INSTRUCTIONS TO FOLLOW: Scan the data below and pick out the lines containing the word "registrazione".
>> Begin WORKING DATA
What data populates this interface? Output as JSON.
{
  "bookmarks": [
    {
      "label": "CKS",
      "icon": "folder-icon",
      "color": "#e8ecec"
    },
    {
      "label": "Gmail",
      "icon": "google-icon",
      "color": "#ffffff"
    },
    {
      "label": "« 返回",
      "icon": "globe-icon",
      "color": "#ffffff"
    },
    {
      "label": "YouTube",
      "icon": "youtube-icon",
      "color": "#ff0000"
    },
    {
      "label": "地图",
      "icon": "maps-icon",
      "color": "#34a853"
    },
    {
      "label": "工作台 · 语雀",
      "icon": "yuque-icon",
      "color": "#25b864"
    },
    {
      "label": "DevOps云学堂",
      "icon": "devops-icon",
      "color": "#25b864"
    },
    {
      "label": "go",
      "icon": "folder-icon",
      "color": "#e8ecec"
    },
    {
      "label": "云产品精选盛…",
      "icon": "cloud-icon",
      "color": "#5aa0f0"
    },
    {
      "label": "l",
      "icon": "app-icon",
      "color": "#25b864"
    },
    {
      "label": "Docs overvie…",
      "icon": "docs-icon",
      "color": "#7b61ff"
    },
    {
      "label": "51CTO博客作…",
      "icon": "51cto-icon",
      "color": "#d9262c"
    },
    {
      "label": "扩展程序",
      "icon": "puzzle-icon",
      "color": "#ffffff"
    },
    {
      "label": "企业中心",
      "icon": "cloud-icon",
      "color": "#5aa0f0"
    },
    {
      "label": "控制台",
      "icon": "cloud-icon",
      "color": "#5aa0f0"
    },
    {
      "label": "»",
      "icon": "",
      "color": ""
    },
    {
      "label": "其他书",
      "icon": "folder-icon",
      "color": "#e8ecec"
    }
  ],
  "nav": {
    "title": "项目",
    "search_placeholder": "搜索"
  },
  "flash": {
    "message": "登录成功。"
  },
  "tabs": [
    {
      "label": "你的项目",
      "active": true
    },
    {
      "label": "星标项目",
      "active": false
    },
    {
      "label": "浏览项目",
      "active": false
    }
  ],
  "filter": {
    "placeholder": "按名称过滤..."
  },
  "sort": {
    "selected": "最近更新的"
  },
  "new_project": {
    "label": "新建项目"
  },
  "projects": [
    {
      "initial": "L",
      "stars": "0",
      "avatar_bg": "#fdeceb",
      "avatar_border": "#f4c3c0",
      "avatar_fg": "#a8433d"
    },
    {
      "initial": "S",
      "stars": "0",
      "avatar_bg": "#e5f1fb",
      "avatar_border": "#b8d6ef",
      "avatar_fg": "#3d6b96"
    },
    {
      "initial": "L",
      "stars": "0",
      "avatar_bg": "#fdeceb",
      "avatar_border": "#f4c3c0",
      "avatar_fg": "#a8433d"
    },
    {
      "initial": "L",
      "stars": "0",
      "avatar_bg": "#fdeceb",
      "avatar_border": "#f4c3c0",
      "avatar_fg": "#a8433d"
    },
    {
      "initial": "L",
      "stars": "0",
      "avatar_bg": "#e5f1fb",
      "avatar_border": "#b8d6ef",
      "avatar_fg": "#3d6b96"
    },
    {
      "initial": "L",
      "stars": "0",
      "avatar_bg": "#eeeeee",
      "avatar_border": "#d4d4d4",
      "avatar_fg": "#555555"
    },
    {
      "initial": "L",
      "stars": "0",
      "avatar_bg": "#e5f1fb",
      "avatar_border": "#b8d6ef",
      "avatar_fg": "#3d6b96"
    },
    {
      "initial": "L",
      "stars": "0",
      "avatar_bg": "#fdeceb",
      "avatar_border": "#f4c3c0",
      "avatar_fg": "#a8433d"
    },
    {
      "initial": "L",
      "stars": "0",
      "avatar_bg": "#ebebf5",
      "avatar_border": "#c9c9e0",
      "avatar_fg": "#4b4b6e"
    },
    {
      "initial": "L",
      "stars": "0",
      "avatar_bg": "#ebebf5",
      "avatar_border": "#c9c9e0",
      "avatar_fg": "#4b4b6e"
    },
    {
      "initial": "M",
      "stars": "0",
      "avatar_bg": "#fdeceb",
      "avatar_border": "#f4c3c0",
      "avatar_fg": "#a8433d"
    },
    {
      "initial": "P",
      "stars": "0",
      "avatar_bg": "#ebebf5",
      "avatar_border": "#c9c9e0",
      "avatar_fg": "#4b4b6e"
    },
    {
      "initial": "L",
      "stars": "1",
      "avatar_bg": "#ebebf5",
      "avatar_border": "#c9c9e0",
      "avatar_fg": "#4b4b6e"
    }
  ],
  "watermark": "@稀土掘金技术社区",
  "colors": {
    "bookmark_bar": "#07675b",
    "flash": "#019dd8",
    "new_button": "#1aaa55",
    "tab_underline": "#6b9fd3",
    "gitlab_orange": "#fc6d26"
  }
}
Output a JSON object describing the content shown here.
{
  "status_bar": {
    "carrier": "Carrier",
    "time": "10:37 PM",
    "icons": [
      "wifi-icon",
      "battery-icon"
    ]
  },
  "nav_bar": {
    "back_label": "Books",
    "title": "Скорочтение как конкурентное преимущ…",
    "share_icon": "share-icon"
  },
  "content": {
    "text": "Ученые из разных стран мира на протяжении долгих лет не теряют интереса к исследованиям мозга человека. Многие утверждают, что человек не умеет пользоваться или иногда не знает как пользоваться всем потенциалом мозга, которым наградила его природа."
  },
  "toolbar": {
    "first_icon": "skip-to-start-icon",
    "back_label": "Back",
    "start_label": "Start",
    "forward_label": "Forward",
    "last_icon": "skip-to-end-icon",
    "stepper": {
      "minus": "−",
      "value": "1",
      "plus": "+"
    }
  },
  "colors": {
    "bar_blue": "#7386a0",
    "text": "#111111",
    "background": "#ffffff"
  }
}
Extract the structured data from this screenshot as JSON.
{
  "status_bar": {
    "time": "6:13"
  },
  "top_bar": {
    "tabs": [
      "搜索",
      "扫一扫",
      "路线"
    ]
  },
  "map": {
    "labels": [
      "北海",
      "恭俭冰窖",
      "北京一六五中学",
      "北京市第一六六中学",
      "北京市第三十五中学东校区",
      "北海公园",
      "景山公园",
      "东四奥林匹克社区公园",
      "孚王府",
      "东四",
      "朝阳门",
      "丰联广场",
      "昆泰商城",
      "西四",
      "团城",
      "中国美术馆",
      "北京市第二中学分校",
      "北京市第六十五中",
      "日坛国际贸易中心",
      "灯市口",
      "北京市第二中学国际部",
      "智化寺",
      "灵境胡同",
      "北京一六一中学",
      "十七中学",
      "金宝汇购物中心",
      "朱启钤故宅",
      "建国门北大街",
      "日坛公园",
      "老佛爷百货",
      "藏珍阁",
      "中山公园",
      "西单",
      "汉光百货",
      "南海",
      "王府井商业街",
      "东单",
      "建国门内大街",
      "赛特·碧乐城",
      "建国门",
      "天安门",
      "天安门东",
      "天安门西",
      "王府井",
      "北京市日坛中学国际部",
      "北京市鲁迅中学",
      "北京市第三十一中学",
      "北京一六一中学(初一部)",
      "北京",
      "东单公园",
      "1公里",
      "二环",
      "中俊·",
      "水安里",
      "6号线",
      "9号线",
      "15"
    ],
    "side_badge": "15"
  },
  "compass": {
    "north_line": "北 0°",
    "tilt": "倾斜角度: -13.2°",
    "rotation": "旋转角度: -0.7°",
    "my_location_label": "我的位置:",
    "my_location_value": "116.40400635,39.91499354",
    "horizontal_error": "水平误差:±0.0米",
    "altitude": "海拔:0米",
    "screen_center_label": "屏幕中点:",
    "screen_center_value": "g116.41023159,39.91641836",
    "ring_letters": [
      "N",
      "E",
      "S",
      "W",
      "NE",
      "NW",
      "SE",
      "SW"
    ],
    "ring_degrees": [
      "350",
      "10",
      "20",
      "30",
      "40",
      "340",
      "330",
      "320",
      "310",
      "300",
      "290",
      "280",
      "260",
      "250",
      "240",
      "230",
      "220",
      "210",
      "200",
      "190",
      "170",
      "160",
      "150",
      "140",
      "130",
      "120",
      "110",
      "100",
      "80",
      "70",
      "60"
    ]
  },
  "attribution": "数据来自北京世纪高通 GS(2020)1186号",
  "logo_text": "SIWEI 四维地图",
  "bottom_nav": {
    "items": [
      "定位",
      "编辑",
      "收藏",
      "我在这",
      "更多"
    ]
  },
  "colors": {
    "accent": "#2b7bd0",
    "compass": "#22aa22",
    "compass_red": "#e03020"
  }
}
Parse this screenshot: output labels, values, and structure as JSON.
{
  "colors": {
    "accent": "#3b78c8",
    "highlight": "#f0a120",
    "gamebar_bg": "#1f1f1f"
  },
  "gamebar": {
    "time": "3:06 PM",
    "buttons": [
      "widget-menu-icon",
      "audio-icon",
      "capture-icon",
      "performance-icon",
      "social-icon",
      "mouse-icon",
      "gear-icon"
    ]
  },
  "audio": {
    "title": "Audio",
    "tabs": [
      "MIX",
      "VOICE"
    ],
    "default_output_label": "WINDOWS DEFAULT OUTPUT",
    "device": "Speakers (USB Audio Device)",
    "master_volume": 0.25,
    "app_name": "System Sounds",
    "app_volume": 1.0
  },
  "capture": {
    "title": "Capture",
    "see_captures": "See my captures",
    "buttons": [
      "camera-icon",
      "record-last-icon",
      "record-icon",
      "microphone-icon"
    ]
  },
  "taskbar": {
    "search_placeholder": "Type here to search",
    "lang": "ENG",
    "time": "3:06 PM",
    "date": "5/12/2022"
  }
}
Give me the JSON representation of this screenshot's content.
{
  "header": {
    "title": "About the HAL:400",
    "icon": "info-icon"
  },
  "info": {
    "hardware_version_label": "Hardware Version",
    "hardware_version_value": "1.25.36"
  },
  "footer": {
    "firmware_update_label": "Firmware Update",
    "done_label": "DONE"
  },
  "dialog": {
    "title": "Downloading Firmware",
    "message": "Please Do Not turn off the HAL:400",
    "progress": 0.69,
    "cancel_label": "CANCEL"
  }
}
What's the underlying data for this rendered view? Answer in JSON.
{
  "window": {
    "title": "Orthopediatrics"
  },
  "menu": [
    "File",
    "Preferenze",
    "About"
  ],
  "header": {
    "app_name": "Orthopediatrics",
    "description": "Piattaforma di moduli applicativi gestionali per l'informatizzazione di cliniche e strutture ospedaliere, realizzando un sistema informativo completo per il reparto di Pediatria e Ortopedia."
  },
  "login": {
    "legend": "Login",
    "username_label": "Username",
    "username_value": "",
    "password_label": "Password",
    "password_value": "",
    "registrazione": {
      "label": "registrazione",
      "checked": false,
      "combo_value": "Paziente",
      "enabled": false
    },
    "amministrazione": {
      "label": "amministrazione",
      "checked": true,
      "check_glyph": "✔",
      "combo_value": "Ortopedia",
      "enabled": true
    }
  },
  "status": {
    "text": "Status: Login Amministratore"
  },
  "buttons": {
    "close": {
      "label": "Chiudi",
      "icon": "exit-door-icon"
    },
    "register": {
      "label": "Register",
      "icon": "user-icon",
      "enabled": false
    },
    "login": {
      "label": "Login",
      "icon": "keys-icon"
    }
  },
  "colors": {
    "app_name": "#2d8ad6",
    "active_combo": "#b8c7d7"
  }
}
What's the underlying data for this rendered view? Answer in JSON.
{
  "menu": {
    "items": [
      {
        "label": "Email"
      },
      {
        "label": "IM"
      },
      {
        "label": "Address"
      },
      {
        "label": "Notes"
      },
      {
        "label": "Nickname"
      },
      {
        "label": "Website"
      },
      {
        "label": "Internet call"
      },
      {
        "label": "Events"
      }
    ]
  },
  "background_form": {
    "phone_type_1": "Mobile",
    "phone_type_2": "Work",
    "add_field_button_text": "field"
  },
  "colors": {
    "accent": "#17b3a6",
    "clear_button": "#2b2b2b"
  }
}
>> End WORKING DATA
RESULT OF THE TASK:
    "registrazione": {
      "label": "registrazione",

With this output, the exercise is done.